* **PROBLEM**: Locate all lines with the word "순매수량" and copy them out.
** START **
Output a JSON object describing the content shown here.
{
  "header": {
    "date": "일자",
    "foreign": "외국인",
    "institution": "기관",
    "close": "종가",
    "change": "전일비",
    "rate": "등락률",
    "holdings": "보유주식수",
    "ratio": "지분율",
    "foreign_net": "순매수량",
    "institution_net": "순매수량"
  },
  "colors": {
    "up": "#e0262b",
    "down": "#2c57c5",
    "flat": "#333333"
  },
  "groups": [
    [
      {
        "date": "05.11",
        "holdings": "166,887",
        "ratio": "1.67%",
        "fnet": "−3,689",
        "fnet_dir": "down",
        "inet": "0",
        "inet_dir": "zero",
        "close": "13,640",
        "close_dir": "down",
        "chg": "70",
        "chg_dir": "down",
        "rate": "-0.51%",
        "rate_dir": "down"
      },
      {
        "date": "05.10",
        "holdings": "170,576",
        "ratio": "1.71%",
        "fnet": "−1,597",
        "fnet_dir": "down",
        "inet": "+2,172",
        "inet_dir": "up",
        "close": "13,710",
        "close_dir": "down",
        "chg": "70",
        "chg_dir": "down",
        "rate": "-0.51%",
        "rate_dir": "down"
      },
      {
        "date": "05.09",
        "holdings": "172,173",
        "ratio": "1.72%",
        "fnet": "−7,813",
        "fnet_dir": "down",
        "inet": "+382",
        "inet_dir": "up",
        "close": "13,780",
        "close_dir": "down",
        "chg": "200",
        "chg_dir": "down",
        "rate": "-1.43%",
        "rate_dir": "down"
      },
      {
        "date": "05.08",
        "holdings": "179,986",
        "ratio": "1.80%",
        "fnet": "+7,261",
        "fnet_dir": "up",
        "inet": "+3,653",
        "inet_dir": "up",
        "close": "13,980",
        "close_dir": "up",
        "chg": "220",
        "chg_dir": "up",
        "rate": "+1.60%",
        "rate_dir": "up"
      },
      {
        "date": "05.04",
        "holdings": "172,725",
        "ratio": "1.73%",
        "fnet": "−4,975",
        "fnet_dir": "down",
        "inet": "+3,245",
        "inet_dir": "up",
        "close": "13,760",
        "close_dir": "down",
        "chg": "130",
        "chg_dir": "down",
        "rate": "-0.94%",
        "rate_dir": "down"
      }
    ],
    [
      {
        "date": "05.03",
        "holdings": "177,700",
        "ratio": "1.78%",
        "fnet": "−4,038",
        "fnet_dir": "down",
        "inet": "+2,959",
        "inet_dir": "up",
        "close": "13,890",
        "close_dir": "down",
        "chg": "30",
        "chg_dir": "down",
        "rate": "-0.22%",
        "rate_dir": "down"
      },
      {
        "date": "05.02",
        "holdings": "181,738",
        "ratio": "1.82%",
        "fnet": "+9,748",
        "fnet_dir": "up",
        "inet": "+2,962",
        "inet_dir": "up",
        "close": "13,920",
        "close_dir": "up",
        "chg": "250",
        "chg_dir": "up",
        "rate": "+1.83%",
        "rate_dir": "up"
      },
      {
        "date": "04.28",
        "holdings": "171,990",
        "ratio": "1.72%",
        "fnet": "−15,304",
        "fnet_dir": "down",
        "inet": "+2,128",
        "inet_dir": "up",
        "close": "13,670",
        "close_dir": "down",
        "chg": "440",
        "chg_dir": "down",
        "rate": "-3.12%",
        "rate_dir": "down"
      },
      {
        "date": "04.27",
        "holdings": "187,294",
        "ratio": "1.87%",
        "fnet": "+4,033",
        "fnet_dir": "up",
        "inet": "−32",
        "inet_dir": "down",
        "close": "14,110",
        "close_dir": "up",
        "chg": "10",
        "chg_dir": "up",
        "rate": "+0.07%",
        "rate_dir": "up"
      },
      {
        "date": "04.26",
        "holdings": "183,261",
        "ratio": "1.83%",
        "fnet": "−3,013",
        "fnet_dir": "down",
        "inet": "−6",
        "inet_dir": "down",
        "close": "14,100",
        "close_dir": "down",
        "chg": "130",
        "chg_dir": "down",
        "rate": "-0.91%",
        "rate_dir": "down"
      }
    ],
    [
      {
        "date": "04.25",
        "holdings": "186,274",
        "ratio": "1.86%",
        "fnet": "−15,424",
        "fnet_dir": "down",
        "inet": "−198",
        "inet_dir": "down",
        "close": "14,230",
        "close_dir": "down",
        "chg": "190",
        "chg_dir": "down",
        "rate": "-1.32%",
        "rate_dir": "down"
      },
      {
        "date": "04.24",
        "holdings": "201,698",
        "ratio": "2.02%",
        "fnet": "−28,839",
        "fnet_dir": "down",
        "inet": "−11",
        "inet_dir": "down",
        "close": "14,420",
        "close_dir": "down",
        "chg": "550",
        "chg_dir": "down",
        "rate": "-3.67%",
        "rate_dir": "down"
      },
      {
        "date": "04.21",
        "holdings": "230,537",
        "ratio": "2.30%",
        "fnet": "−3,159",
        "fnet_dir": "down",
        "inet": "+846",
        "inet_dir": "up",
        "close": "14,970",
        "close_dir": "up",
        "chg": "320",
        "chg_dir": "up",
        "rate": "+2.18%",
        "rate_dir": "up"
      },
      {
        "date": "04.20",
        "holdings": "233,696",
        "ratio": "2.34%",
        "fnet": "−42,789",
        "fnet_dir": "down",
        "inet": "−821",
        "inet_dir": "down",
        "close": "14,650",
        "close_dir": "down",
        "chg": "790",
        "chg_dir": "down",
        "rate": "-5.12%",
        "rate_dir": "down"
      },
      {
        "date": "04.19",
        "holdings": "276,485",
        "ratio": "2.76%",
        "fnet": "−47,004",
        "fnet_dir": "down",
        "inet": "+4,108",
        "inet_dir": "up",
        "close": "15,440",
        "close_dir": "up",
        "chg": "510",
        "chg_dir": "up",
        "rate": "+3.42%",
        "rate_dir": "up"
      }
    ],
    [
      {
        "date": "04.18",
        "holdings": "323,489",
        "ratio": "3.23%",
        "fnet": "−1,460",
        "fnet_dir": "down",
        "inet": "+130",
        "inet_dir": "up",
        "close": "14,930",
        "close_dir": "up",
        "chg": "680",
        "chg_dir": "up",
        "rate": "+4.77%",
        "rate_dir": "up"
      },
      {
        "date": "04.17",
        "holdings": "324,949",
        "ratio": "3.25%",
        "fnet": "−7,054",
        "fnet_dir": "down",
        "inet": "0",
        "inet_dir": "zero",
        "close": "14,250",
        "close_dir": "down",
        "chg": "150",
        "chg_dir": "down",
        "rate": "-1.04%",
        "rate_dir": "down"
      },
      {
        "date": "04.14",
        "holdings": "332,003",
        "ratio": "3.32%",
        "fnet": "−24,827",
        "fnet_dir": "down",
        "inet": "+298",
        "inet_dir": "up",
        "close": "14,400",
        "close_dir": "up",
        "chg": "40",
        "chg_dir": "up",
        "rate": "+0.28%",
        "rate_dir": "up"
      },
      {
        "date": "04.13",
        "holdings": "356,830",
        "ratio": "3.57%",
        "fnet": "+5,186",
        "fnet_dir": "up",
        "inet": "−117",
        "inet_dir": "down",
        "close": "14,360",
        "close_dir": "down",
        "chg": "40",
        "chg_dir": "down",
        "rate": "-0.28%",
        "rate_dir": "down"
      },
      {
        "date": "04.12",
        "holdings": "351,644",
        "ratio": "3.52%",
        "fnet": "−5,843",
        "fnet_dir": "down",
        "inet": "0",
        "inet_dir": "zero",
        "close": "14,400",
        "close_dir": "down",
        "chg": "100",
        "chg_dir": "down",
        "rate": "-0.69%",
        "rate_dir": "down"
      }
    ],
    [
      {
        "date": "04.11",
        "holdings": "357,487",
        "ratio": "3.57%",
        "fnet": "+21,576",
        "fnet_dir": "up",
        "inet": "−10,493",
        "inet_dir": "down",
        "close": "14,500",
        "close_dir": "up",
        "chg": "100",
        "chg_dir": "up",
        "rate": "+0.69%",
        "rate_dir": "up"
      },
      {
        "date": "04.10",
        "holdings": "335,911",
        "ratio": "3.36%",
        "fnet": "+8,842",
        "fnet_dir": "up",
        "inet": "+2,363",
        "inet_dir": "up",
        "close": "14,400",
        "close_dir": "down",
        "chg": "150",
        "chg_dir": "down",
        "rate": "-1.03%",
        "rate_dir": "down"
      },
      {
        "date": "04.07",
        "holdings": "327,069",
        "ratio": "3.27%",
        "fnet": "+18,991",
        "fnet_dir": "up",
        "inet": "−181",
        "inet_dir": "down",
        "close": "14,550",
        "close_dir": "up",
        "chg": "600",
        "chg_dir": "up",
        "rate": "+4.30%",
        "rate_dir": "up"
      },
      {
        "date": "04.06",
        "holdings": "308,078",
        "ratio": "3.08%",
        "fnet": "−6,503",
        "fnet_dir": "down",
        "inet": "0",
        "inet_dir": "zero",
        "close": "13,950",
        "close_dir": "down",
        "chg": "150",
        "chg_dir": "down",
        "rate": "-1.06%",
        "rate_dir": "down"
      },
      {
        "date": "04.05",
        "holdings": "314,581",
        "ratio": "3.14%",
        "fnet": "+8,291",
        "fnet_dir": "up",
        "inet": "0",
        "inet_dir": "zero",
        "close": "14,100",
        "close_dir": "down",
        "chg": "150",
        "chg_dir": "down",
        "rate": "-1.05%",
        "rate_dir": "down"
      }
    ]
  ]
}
** END **
* **TASK RESULT**:
    "foreign_net": "순매수량",
    "institution_net": "순매수량"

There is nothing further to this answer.